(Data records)
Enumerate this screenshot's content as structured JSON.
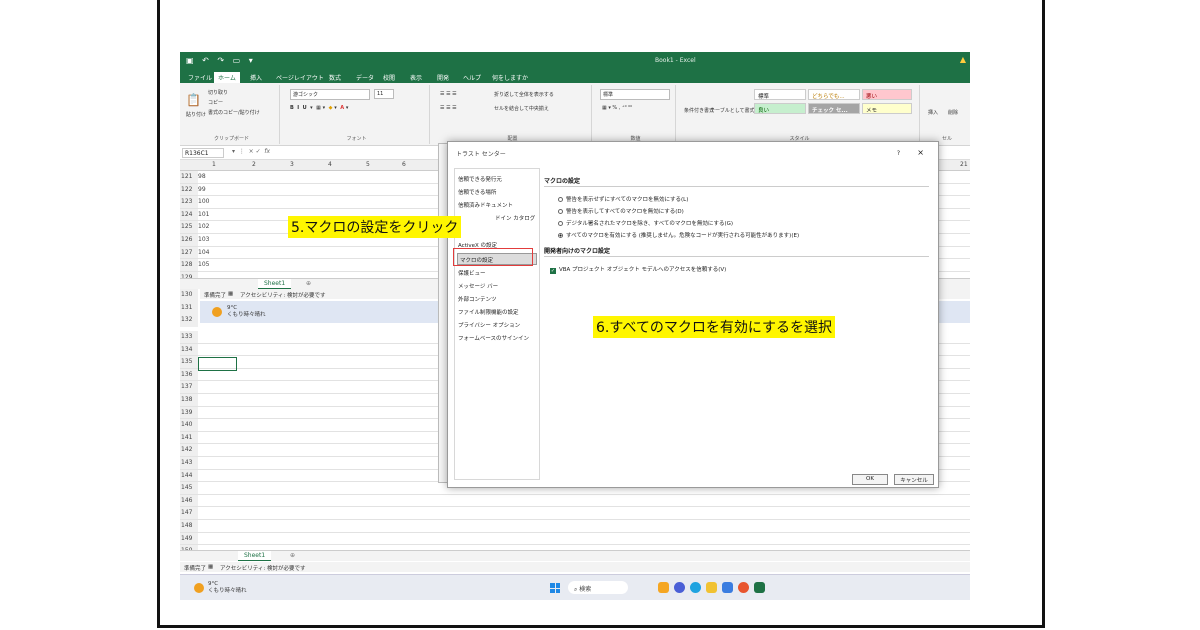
{
  "excel": {
    "title": "Book1 - Excel",
    "menus": [
      "ファイル",
      "ホーム",
      "挿入",
      "ページレイアウト",
      "数式",
      "データ",
      "校閲",
      "表示",
      "開発",
      "ヘルプ",
      "何をしますか"
    ],
    "ribbon": {
      "clipboard": {
        "cut": "切り取り",
        "copy": "コピー",
        "paste": "貼り付け",
        "format_painter": "書式のコピー/貼り付け",
        "label": "クリップボード"
      },
      "font": {
        "name": "游ゴシック",
        "size": "11",
        "label": "フォント"
      },
      "alignment": {
        "wrap": "折り返して全体を表示する",
        "merge": "セルを結合して中央揃え",
        "label": "配置"
      },
      "number": {
        "format": "標準",
        "label": "数値"
      },
      "styles": {
        "conditional": "条件付き書式",
        "table": "テーブルとして書式設定",
        "cells": [
          "標準",
          "どちらでも...",
          "悪い",
          "良い",
          "チェック セ...",
          "メモ"
        ],
        "label": "スタイル"
      },
      "cells": {
        "insert": "挿入",
        "delete": "削除",
        "label": "セル"
      }
    },
    "name_box": "R136C1",
    "columns": [
      "1",
      "2",
      "3",
      "4",
      "5",
      "6"
    ],
    "column_right": "21",
    "upper_rows": [
      {
        "num": "121",
        "val": "98"
      },
      {
        "num": "122",
        "val": "99"
      },
      {
        "num": "123",
        "val": "100"
      },
      {
        "num": "124",
        "val": "101"
      },
      {
        "num": "125",
        "val": "102"
      },
      {
        "num": "126",
        "val": "103"
      },
      {
        "num": "127",
        "val": "104"
      },
      {
        "num": "128",
        "val": "105"
      },
      {
        "num": "129",
        "val": ""
      }
    ],
    "lower_rows": [
      "133",
      "134",
      "135",
      "136",
      "137",
      "138",
      "139",
      "140",
      "141",
      "142",
      "143",
      "144",
      "145",
      "146",
      "147",
      "148",
      "149",
      "150"
    ],
    "inner_rows": [
      "130",
      "131",
      "132"
    ],
    "sheet_tab": "Sheet1",
    "status": {
      "ready": "準備完了",
      "accessibility": "アクセシビリティ: 検討が必要です"
    },
    "weather": {
      "temp": "9°C",
      "desc": "くもり時々晴れ"
    },
    "taskbar_search": "検索"
  },
  "dialog": {
    "title": "トラスト センター",
    "help": "?",
    "close": "×",
    "nav": [
      "信頼できる発行元",
      "信頼できる場所",
      "信頼済みドキュメント",
      "信頼できるアドイン カタログ",
      "アドイン",
      "ActiveX の設定",
      "マクロの設定",
      "保護ビュー",
      "メッセージ バー",
      "外部コンテンツ",
      "ファイル制限機能の設定",
      "プライバシー オプション",
      "フォームベースのサインイン"
    ],
    "nav_visible": [
      "信頼できる発行元",
      "信頼できる場所",
      "信頼済みドキュメント",
      "ドイン カタログ",
      "ActiveX の設定",
      "マクロの設定",
      "保護ビュー",
      "メッセージ バー",
      "外部コンテンツ",
      "ファイル制限機能の設定",
      "プライバシー オプション",
      "フォームベースのサインイン"
    ],
    "section1": "マクロの設定",
    "options": [
      "警告を表示せずにすべてのマクロを無効にする(L)",
      "警告を表示してすべてのマクロを無効にする(D)",
      "デジタル署名されたマクロを除き、すべてのマクロを無効にする(G)",
      "すべてのマクロを有効にする (推奨しません。危険なコードが実行される可能性があります)(E)"
    ],
    "selected_option": 3,
    "section2": "開発者向けのマクロ設定",
    "checkbox": "VBA プロジェクト オブジェクト モデルへのアクセスを信頼する(V)",
    "ok": "OK",
    "cancel": "キャンセル"
  },
  "annotations": {
    "step5": "5.マクロの設定をクリック",
    "step6": "6.すべてのマクロを有効にするを選択"
  },
  "colors": {
    "excel_green": "#1e7145",
    "highlight": "#fff600",
    "red_box": "#e23c3c"
  }
}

- _GIVEN REQUEST_: Restate the listing above word for word, and skip the pictures.

- _RESPONSE BELOW_:
Enumerate this screenshot's content as structured JSON.
{
  "excel": {
    "title": "Book1 - Excel",
    "menus": [
      "ファイル",
      "ホーム",
      "挿入",
      "ページレイアウト",
      "数式",
      "データ",
      "校閲",
      "表示",
      "開発",
      "ヘルプ",
      "何をしますか"
    ],
    "ribbon": {
      "clipboard": {
        "cut": "切り取り",
        "copy": "コピー",
        "paste": "貼り付け",
        "format_painter": "書式のコピー/貼り付け",
        "label": "クリップボード"
      },
      "font": {
        "name": "游ゴシック",
        "size": "11",
        "label": "フォント"
      },
      "alignment": {
        "wrap": "折り返して全体を表示する",
        "merge": "セルを結合して中央揃え",
        "label": "配置"
      },
      "number": {
        "format": "標準",
        "label": "数値"
      },
      "styles": {
        "conditional": "条件付き書式",
        "table": "テーブルとして書式設定",
        "cells": [
          "標準",
          "どちらでも...",
          "悪い",
          "良い",
          "チェック セ...",
          "メモ"
        ],
        "label": "スタイル"
      },
      "cells": {
        "insert": "挿入",
        "delete": "削除",
        "label": "セル"
      }
    },
    "name_box": "R136C1",
    "columns": [
      "1",
      "2",
      "3",
      "4",
      "5",
      "6"
    ],
    "column_right": "21",
    "upper_rows": [
      {
        "num": "121",
        "val": "98"
      },
      {
        "num": "122",
        "val": "99"
      },
      {
        "num": "123",
        "val": "100"
      },
      {
        "num": "124",
        "val": "101"
      },
      {
        "num": "125",
        "val": "102"
      },
      {
        "num": "126",
        "val": "103"
      },
      {
        "num": "127",
        "val": "104"
      },
      {
        "num": "128",
        "val": "105"
      },
      {
        "num": "129",
        "val": ""
      }
    ],
    "lower_rows": [
      "133",
      "134",
      "135",
      "136",
      "137",
      "138",
      "139",
      "140",
      "141",
      "142",
      "143",
      "144",
      "145",
      "146",
      "147",
      "148",
      "149",
      "150"
    ],
    "inner_rows": [
      "130",
      "131",
      "132"
    ],
    "sheet_tab": "Sheet1",
    "status": {
      "ready": "準備完了",
      "accessibility": "アクセシビリティ: 検討が必要です"
    },
    "weather": {
      "temp": "9°C",
      "desc": "くもり時々晴れ"
    },
    "taskbar_search": "検索"
  },
  "dialog": {
    "title": "トラスト センター",
    "help": "?",
    "close": "×",
    "nav": [
      "信頼できる発行元",
      "信頼できる場所",
      "信頼済みドキュメント",
      "信頼できるアドイン カタログ",
      "アドイン",
      "ActiveX の設定",
      "マクロの設定",
      "保護ビュー",
      "メッセージ バー",
      "外部コンテンツ",
      "ファイル制限機能の設定",
      "プライバシー オプション",
      "フォームベースのサインイン"
    ],
    "nav_visible": [
      "信頼できる発行元",
      "信頼できる場所",
      "信頼済みドキュメント",
      "ドイン カタログ",
      "ActiveX の設定",
      "マクロの設定",
      "保護ビュー",
      "メッセージ バー",
      "外部コンテンツ",
      "ファイル制限機能の設定",
      "プライバシー オプション",
      "フォームベースのサインイン"
    ],
    "section1": "マクロの設定",
    "options": [
      "警告を表示せずにすべてのマクロを無効にする(L)",
      "警告を表示してすべてのマクロを無効にする(D)",
      "デジタル署名されたマクロを除き、すべてのマクロを無効にする(G)",
      "すべてのマクロを有効にする (推奨しません。危険なコードが実行される可能性があります)(E)"
    ],
    "selected_option": 3,
    "section2": "開発者向けのマクロ設定",
    "checkbox": "VBA プロジェクト オブジェクト モデルへのアクセスを信頼する(V)",
    "ok": "OK",
    "cancel": "キャンセル"
  },
  "annotations": {
    "step5": "5.マクロの設定をクリック",
    "step6": "6.すべてのマクロを有効にするを選択"
  },
  "colors": {
    "excel_green": "#1e7145",
    "highlight": "#fff600",
    "red_box": "#e23c3c"
  }
}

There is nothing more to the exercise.